▶ [Records to use]
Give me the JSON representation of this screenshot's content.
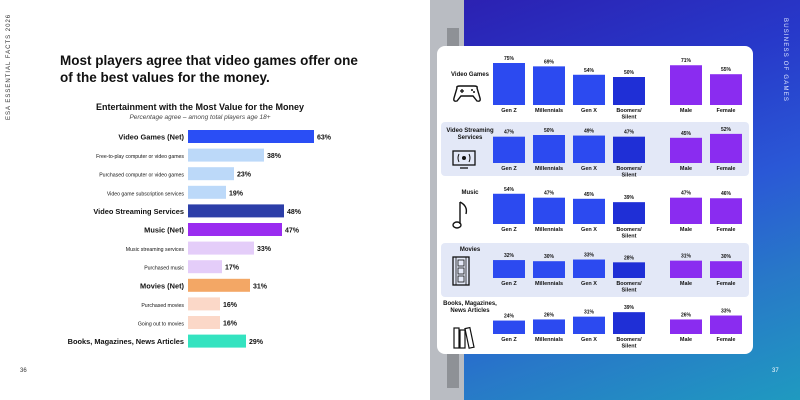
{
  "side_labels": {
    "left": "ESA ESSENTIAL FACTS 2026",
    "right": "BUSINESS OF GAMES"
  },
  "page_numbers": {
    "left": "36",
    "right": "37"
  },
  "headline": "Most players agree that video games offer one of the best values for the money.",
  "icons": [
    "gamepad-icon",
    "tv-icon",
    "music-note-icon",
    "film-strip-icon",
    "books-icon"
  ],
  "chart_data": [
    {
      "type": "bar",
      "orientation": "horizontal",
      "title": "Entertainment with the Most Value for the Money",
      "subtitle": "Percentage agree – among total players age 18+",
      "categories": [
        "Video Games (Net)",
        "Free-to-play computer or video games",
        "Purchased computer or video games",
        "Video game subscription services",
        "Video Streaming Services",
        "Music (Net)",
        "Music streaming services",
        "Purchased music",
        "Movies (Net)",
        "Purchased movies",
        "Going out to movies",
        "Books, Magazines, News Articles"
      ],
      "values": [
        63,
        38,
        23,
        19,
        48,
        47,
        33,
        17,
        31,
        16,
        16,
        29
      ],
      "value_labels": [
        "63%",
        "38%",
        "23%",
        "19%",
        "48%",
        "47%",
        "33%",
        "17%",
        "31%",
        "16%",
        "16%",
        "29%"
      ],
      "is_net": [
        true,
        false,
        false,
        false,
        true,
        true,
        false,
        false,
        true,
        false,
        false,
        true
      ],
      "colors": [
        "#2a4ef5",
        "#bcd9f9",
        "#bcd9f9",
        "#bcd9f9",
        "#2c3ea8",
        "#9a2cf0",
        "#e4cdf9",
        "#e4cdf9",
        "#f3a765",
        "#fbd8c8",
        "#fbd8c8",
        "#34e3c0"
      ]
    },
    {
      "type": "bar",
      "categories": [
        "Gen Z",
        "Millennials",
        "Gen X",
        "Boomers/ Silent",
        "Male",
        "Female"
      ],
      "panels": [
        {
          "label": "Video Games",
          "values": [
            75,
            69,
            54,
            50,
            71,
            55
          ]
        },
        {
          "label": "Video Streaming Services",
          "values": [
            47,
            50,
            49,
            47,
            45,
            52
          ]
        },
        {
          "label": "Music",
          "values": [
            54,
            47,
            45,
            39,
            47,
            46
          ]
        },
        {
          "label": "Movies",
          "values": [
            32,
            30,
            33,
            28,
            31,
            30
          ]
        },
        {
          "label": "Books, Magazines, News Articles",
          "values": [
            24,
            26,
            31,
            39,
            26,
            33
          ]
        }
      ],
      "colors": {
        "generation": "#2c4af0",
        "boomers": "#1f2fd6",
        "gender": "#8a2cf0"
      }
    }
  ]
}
...
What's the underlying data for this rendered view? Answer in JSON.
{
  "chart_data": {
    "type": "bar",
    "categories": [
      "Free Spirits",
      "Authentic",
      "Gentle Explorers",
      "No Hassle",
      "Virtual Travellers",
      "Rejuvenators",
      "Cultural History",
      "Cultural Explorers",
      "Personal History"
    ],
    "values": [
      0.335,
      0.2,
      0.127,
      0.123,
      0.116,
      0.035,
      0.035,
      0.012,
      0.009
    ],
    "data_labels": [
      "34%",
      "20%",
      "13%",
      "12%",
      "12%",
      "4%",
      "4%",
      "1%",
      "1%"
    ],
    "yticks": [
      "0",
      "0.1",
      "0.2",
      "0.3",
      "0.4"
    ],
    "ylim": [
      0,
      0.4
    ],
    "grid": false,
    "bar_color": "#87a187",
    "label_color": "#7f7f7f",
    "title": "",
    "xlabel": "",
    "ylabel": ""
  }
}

▶ [Job] Which lines above contain the word "players"? Copy each of them.

▶ [The completed task]
  "headline": "Most players agree that video games offer one of the best values for the money.",
      "subtitle": "Percentage agree – among total players age 18+",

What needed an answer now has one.